### Extracted material ###
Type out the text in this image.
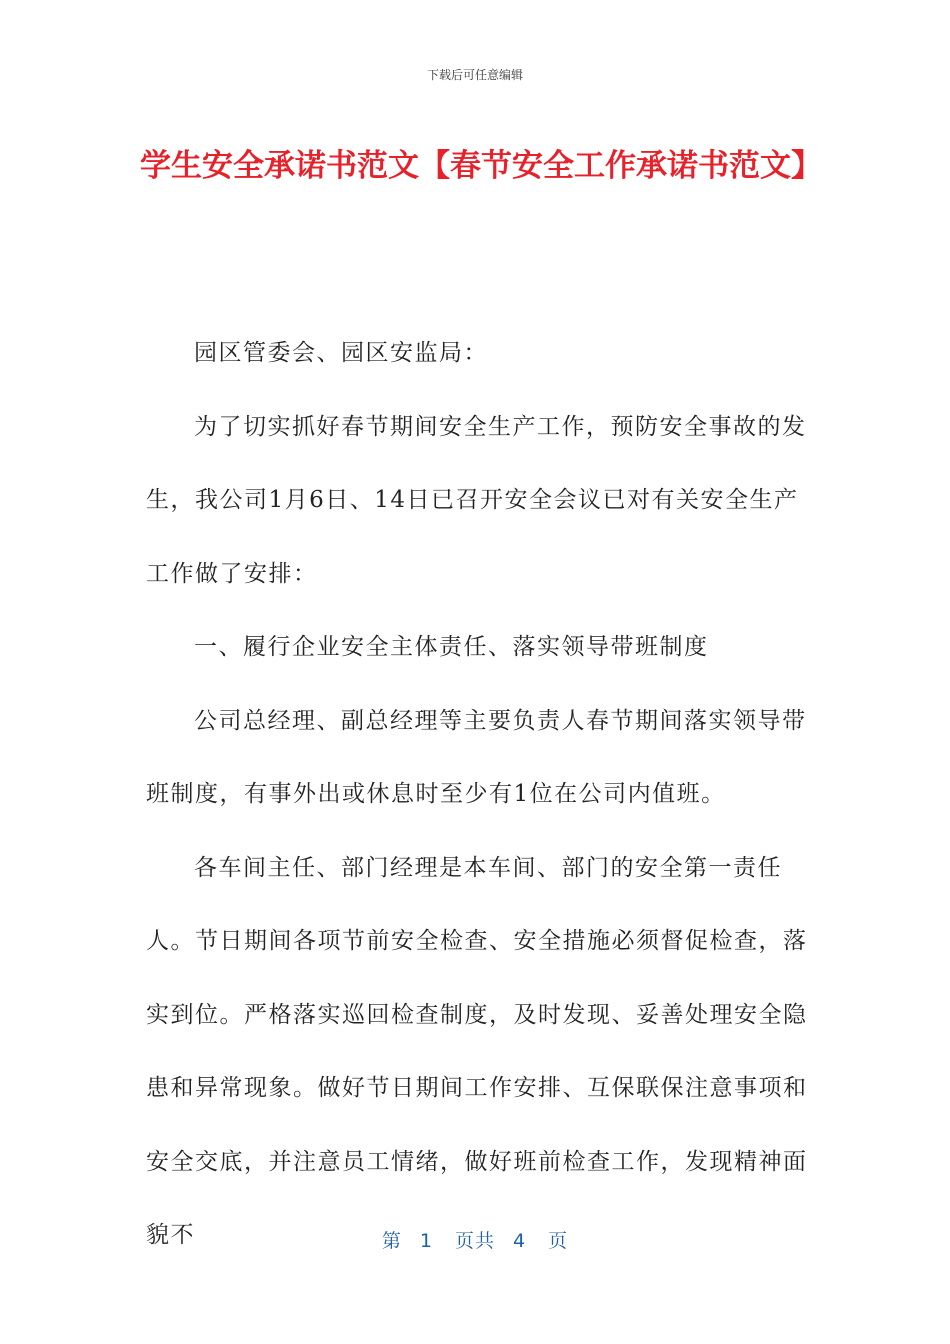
下载后可任意编辑
学生安全承诺书范文【春节安全工作承诺书范文】

园区管委会、园区安监局：

为了切实抓好春节期间安全生产工作，预防安全事故的发生，我公司1月6日、14日已召开安全会议已对有关安全生产工作做了安排：

一、履行企业安全主体责任、落实领导带班制度

公司总经理、副总经理等主要负责人春节期间落实领导带班制度，有事外出或休息时至少有1位在公司内值班。

各车间主任、部门经理是本车间、部门的安全第一责任人。节日期间各项节前安全检查、安全措施必须督促检查，落实到位。严格落实巡回检查制度，及时发现、妥善处理安全隐患和异常现象。做好节日期间工作安排、互保联保注意事项和安全交底，并注意员工情绪，做好班前检查工作，发现精神面貌不	第 1 页共 4 页
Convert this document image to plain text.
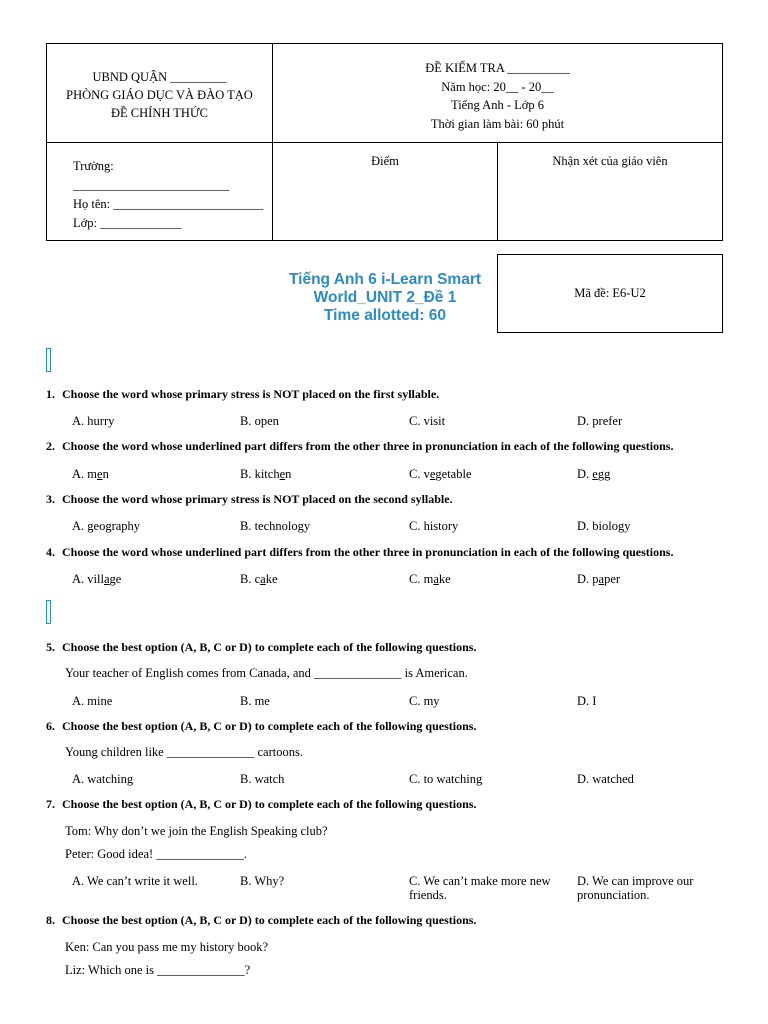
UBND QUẬN _________
PHÒNG GIÁO DỤC VÀ ĐÀO TẠO
ĐỀ CHÍNH THỨC
ĐỀ KIỂM TRA __________
Năm học: 20__ - 20__
Tiếng Anh - Lớp 6
Thời gian làm bài: 60 phút
Trường:
_________________________
Họ tên: ________________________
Lớp: _____________
Điểm	Nhận xét của giáo viên
Tiếng Anh 6 i-Learn Smart
World_UNIT 2_Đề 1
Time allotted: 60
Mã đề: E6-U2
1. Choose the word whose primary stress is NOT placed on the first syllable.
A. hurry	B. open	C. visit	D. prefer
2. Choose the word whose underlined part differs from the other three in pronunciation in each of the following questions.
A. men	B. kitchen	C. vegetable	D. egg
3. Choose the word whose primary stress is NOT placed on the second syllable.
A. geography	B. technology	C. history	D. biology
4. Choose the word whose underlined part differs from the other three in pronunciation in each of the following questions.
A. village	B. cake	C. make	D. paper
5. Choose the best option (A, B, C or D) to complete each of the following questions.
Your teacher of English comes from Canada, and ______________ is American.
A. mine	B. me	C. my	D. I
6. Choose the best option (A, B, C or D) to complete each of the following questions.
Young children like ______________ cartoons.
A. watching	B. watch	C. to watching	D. watched
7. Choose the best option (A, B, C or D) to complete each of the following questions.
Tom: Why don’t we join the English Speaking club?
Peter: Good idea! ______________.
A. We can’t write it well.	B. Why?	C. We can’t make more new friends.
D. We can improve our pronunciation.
8. Choose the best option (A, B, C or D) to complete each of the following questions.
Ken: Can you pass me my history book?
Liz: Which one is ______________?
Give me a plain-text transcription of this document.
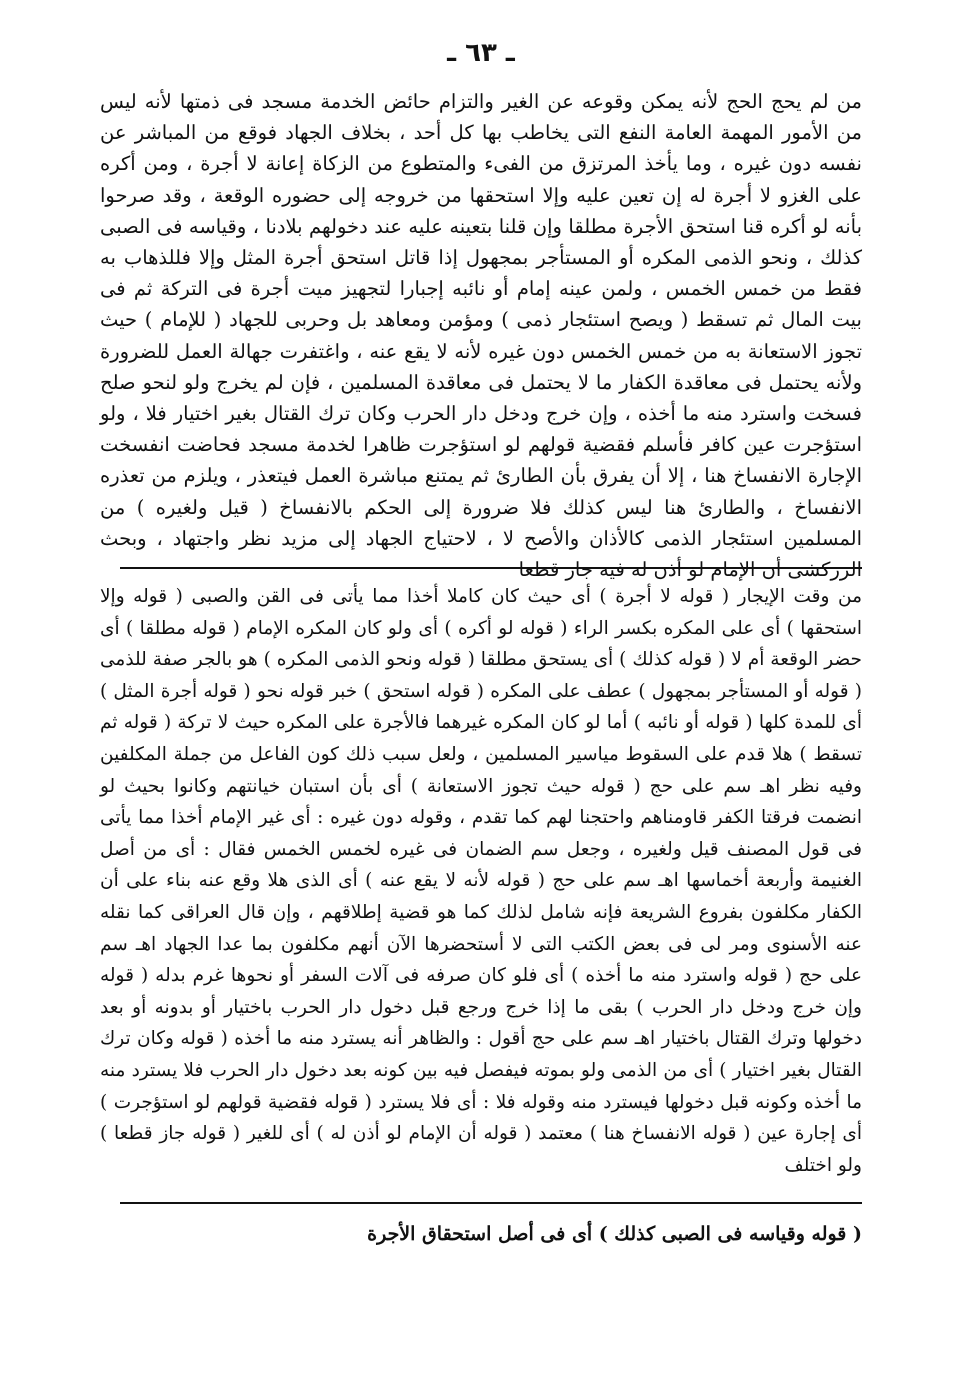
ـ ٦٣ ـ
من لم يحج الحج لأنه يمكن وقوعه عن الغير والتزام حائض الخدمة مسجد فى ذمتها لأنه ليس من الأمور المهمة العامة النفع التى يخاطب بها كل أحد ، بخلاف الجهاد فوقع من المباشر عن نفسه دون غيره ، وما يأخذ المرتزق من الفىء والمتطوع من الزكاة إعانة لا أجرة ، ومن أكره على الغزو لا أجرة له إن تعين عليه وإلا استحقها من خروجه إلى حضوره الوقعة ، وقد صرحوا بأنه لو أكره قنا استحق الأجرة مطلقا وإن قلنا بتعينه عليه عند دخولهم بلادنا ، وقياسه فى الصبى كذلك ، ونحو الذمى المكره أو المستأجر بمجهول إذا قاتل استحق أجرة المثل وإلا فللذهاب به فقط من خمس الخمس ، ولمن عينه إمام أو نائبه إجبارا لتجهيز ميت أجرة فى التركة ثم فى بيت المال ثم تسقط ( ويصح استئجار ذمى ) ومؤمن ومعاهد بل وحربى للجهاد ( للإمام ) حيث تجوز الاستعانة به من خمس الخمس دون غيره لأنه لا يقع عنه ، واغتفرت جهالة العمل للضرورة ولأنه يحتمل فى معاقدة الكفار ما لا يحتمل فى معاقدة المسلمين ، فإن لم يخرج ولو لنحو صلح فسخت واسترد منه ما أخذه ، وإن خرج ودخل دار الحرب وكان ترك القتال بغير اختيار فلا ، ولو استؤجرت عين كافر فأسلم فقضية قولهم لو استؤجرت ظاهرا لخدمة مسجد فحاضت انفسخت الإجارة الانفساخ هنا ، إلا أن يفرق بأن الطارئ ثم يمتنع مباشرة العمل فيتعذر ، ويلزم من تعذره الانفساخ ، والطارئ هنا ليس كذلك فلا ضرورة إلى الحكم بالانفساخ ( قيل ولغيره ) من المسلمين استئجار الذمى كالأذان والأصح لا ، لاحتياج الجهاد إلى مزيد نظر واجتهاد ، وبحث الزركشى أن الإمام لو أذن له فيه جاز قطعا
من وقت الإيجار ( قوله لا أجرة ) أى حيث كان كاملا أخذا مما يأتى فى القن والصبى ( قوله وإلا استحقها ) أى على المكره بكسر الراء ( قوله لو أكره ) أى ولو كان المكره الإمام ( قوله مطلقا ) أى حضر الوقعة أم لا ( قوله كذلك ) أى يستحق مطلقا ( قوله ونحو الذمى المكره ) هو بالجر صفة للذمى ( قوله أو المستأجر بمجهول ) عطف على المكره ( قوله استحق ) خبر قوله نحو ( قوله أجرة المثل ) أى للمدة كلها ( قوله أو نائبه ) أما لو كان المكره غيرهما فالأجرة على المكره حيث لا تركة ( قوله ثم تسقط ) هلا قدم على السقوط مياسير المسلمين ، ولعل سبب ذلك كون الفاعل من جملة المكلفين وفيه نظر اهـ سم على حج ( قوله حيث تجوز الاستعانة ) أى بأن استبان خيانتهم وكانوا بحيث لو انضمت فرقتا الكفر قاومناهم واحتجنا لهم كما تقدم ، وقوله دون غيره : أى غير الإمام أخذا مما يأتى فى قول المصنف قيل ولغيره ، وجعل سم الضمان فى غيره لخمس الخمس فقال : أى من أصل الغنيمة وأربعة أخماسها اهـ سم على حج ( قوله لأنه لا يقع عنه ) أى الذى هلا وقع عنه بناء على أن الكفار مكلفون بفروع الشريعة فإنه شامل لذلك كما هو قضية إطلاقهم ، وإن قال العراقى كما نقله عنه الأسنوى ومر لى فى بعض الكتب التى لا أستحضرها الآن أنهم مكلفون بما عدا الجهاد اهـ سم على حج ( قوله واسترد منه ما أخذه ) أى فلو كان صرفه فى آلات السفر أو نحوها غرم بدله ( قوله وإن خرج ودخل دار الحرب ) بقى ما إذا خرج ورجع قبل دخول دار الحرب باختيار أو بدونه أو بعد دخولها وترك القتال باختيار اهـ سم على حج أقول : والظاهر أنه يسترد منه ما أخذه ( قوله وكان ترك القتال بغير اختيار ) أى من الذمى ولو بموته فيفصل فيه بين كونه بعد دخول دار الحرب فلا يسترد منه ما أخذه وكونه قبل دخولها فيسترد منه وقوله فلا : أى فلا يسترد ( قوله فقضية قولهم لو استؤجرت ) أى إجارة عين ( قوله الانفساخ هنا ) معتمد ( قوله أن الإمام لو أذن له ) أى للغير ( قوله جاز قطعا ) ولو اختلف
( قوله وقياسه فى الصبى كذلك ) أى فى أصل استحقاق الأجرة
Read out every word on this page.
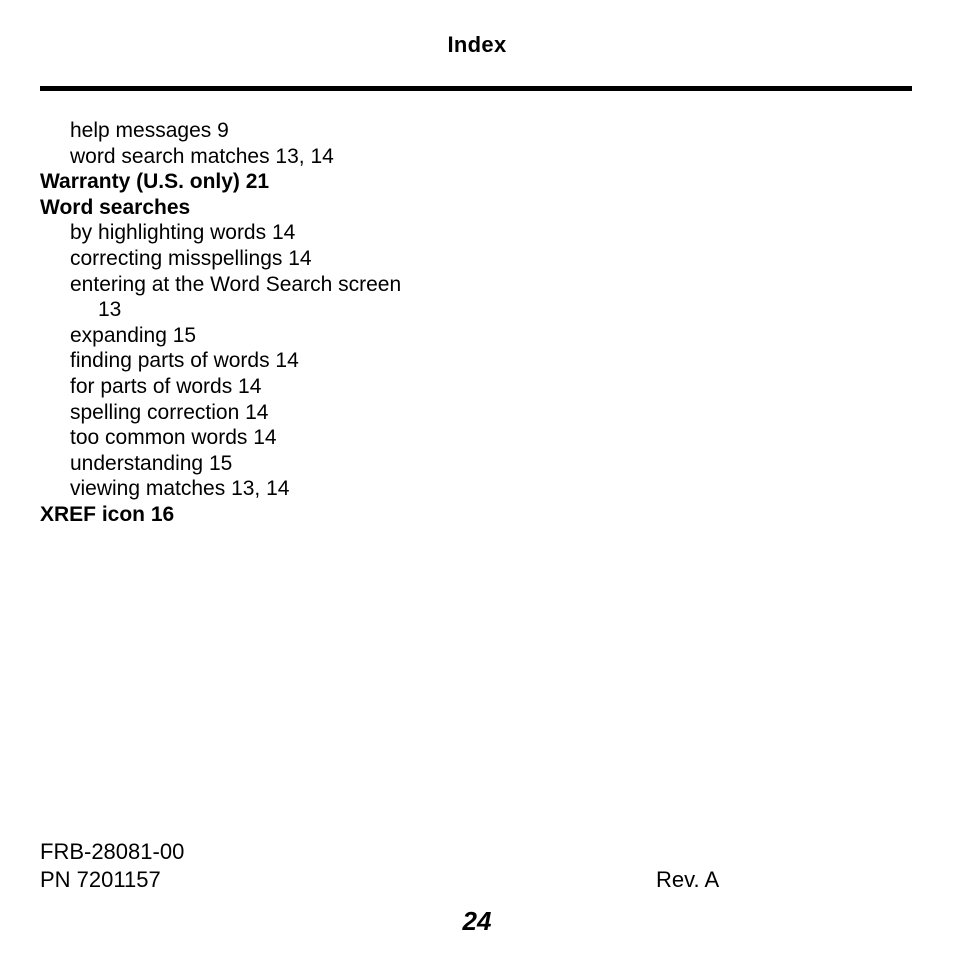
Index
help messages 9
word search matches 13, 14
Warranty (U.S. only) 21
Word searches
by highlighting words 14
correcting misspellings 14
entering at the Word Search screen
13
expanding 15
finding parts of words 14
for parts of words 14
spelling correction 14
too common words 14
understanding 15
viewing matches 13, 14
XREF icon 16
FRB-28081-00
PN 7201157	Rev. A
24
###
Make an exact copy of the records above, with the pictures left out.

### Output for this task
Type out the text in this image.
下载后可任意编辑
学生安全承诺书范文【春节安全工作承诺书范文】

园区管委会、园区安监局：

为了切实抓好春节期间安全生产工作，预防安全事故的发生，我公司1月6日、14日已召开安全会议已对有关安全生产工作做了安排：

一、履行企业安全主体责任、落实领导带班制度

公司总经理、副总经理等主要负责人春节期间落实领导带班制度，有事外出或休息时至少有1位在公司内值班。

各车间主任、部门经理是本车间、部门的安全第一责任人。节日期间各项节前安全检查、安全措施必须督促检查，落实到位。严格落实巡回检查制度，及时发现、妥善处理安全隐患和异常现象。做好节日期间工作安排、互保联保注意事项和安全交底，并注意员工情绪，做好班前检查工作，发现精神面貌不	第 1 页共 4 页
Convert this document image to plain text.
UBND QUẬN _________
PHÒNG GIÁO DỤC VÀ ĐÀO TẠO
ĐỀ CHÍNH THỨC
ĐỀ KIỂM TRA __________
Năm học: 20__ - 20__
Tiếng Anh - Lớp 6
Thời gian làm bài: 60 phút
Trường:
_________________________
Họ tên: ________________________
Lớp: _____________
Điểm	Nhận xét của giáo viên
Tiếng Anh 6 i-Learn Smart
World_UNIT 2_Đề 1
Time allotted: 60
Mã đề: E6-U2
1. Choose the word whose primary stress is NOT placed on the first syllable.
A. hurry	B. open	C. visit	D. prefer
2. Choose the word whose underlined part differs from the other three in pronunciation in each of the following questions.
A. men	B. kitchen	C. vegetable	D. egg
3. Choose the word whose primary stress is NOT placed on the second syllable.
A. geography	B. technology	C. history	D. biology
4. Choose the word whose underlined part differs from the other three in pronunciation in each of the following questions.
A. village	B. cake	C. make	D. paper
5. Choose the best option (A, B, C or D) to complete each of the following questions.
Your teacher of English comes from Canada, and ______________ is American.
A. mine	B. me	C. my	D. I
6. Choose the best option (A, B, C or D) to complete each of the following questions.
Young children like ______________ cartoons.
A. watching	B. watch	C. to watching	D. watched
7. Choose the best option (A, B, C or D) to complete each of the following questions.
Tom: Why don’t we join the English Speaking club?
Peter: Good idea! ______________.
A. We can’t write it well.	B. Why?	C. We can’t make more new friends.
D. We can improve our pronunciation.
8. Choose the best option (A, B, C or D) to complete each of the following questions.
Ken: Can you pass me my history book?
Liz: Which one is ______________?
Give me a plain-text transcription of this document.
ـ ٦٣ ـ
من لم يحج الحج لأنه يمكن وقوعه عن الغير والتزام حائض الخدمة مسجد فى ذمتها لأنه ليس من الأمور المهمة العامة النفع التى يخاطب بها كل أحد ، بخلاف الجهاد فوقع من المباشر عن نفسه دون غيره ، وما يأخذ المرتزق من الفىء والمتطوع من الزكاة إعانة لا أجرة ، ومن أكره على الغزو لا أجرة له إن تعين عليه وإلا استحقها من خروجه إلى حضوره الوقعة ، وقد صرحوا بأنه لو أكره قنا استحق الأجرة مطلقا وإن قلنا بتعينه عليه عند دخولهم بلادنا ، وقياسه فى الصبى كذلك ، ونحو الذمى المكره أو المستأجر بمجهول إذا قاتل استحق أجرة المثل وإلا فللذهاب به فقط من خمس الخمس ، ولمن عينه إمام أو نائبه إجبارا لتجهيز ميت أجرة فى التركة ثم فى بيت المال ثم تسقط ( ويصح استئجار ذمى ) ومؤمن ومعاهد بل وحربى للجهاد ( للإمام ) حيث تجوز الاستعانة به من خمس الخمس دون غيره لأنه لا يقع عنه ، واغتفرت جهالة العمل للضرورة ولأنه يحتمل فى معاقدة الكفار ما لا يحتمل فى معاقدة المسلمين ، فإن لم يخرج ولو لنحو صلح فسخت واسترد منه ما أخذه ، وإن خرج ودخل دار الحرب وكان ترك القتال بغير اختيار فلا ، ولو استؤجرت عين كافر فأسلم فقضية قولهم لو استؤجرت ظاهرا لخدمة مسجد فحاضت انفسخت الإجارة الانفساخ هنا ، إلا أن يفرق بأن الطارئ ثم يمتنع مباشرة العمل فيتعذر ، ويلزم من تعذره الانفساخ ، والطارئ هنا ليس كذلك فلا ضرورة إلى الحكم بالانفساخ ( قيل ولغيره ) من المسلمين استئجار الذمى كالأذان والأصح لا ، لاحتياج الجهاد إلى مزيد نظر واجتهاد ، وبحث الزركشى أن الإمام لو أذن له فيه جاز قطعا
من وقت الإيجار ( قوله لا أجرة ) أى حيث كان كاملا أخذا مما يأتى فى القن والصبى ( قوله وإلا استحقها ) أى على المكره بكسر الراء ( قوله لو أكره ) أى ولو كان المكره الإمام ( قوله مطلقا ) أى حضر الوقعة أم لا ( قوله كذلك ) أى يستحق مطلقا ( قوله ونحو الذمى المكره ) هو بالجر صفة للذمى ( قوله أو المستأجر بمجهول ) عطف على المكره ( قوله استحق ) خبر قوله نحو ( قوله أجرة المثل ) أى للمدة كلها ( قوله أو نائبه ) أما لو كان المكره غيرهما فالأجرة على المكره حيث لا تركة ( قوله ثم تسقط ) هلا قدم على السقوط مياسير المسلمين ، ولعل سبب ذلك كون الفاعل من جملة المكلفين وفيه نظر اهـ سم على حج ( قوله حيث تجوز الاستعانة ) أى بأن استبان خيانتهم وكانوا بحيث لو انضمت فرقتا الكفر قاومناهم واحتجنا لهم كما تقدم ، وقوله دون غيره : أى غير الإمام أخذا مما يأتى فى قول المصنف قيل ولغيره ، وجعل سم الضمان فى غيره لخمس الخمس فقال : أى من أصل الغنيمة وأربعة أخماسها اهـ سم على حج ( قوله لأنه لا يقع عنه ) أى الذى هلا وقع عنه بناء على أن الكفار مكلفون بفروع الشريعة فإنه شامل لذلك كما هو قضية إطلاقهم ، وإن قال العراقى كما نقله عنه الأسنوى ومر لى فى بعض الكتب التى لا أستحضرها الآن أنهم مكلفون بما عدا الجهاد اهـ سم على حج ( قوله واسترد منه ما أخذه ) أى فلو كان صرفه فى آلات السفر أو نحوها غرم بدله ( قوله وإن خرج ودخل دار الحرب ) بقى ما إذا خرج ورجع قبل دخول دار الحرب باختيار أو بدونه أو بعد دخولها وترك القتال باختيار اهـ سم على حج أقول : والظاهر أنه يسترد منه ما أخذه ( قوله وكان ترك القتال بغير اختيار ) أى من الذمى ولو بموته فيفصل فيه بين كونه بعد دخول دار الحرب فلا يسترد منه ما أخذه وكونه قبل دخولها فيسترد منه وقوله فلا : أى فلا يسترد ( قوله فقضية قولهم لو استؤجرت ) أى إجارة عين ( قوله الانفساخ هنا ) معتمد ( قوله أن الإمام لو أذن له ) أى للغير ( قوله جاز قطعا ) ولو اختلف
( قوله وقياسه فى الصبى كذلك ) أى فى أصل استحقاق الأجرة
Read out every word on this page.
Index
help messages 9
word search matches 13, 14
Warranty (U.S. only) 21
Word searches
by highlighting words 14
correcting misspellings 14
entering at the Word Search screen
13
expanding 15
finding parts of words 14
for parts of words 14
spelling correction 14
too common words 14
understanding 15
viewing matches 13, 14
XREF icon 16
FRB-28081-00
PN 7201157	Rev. A
24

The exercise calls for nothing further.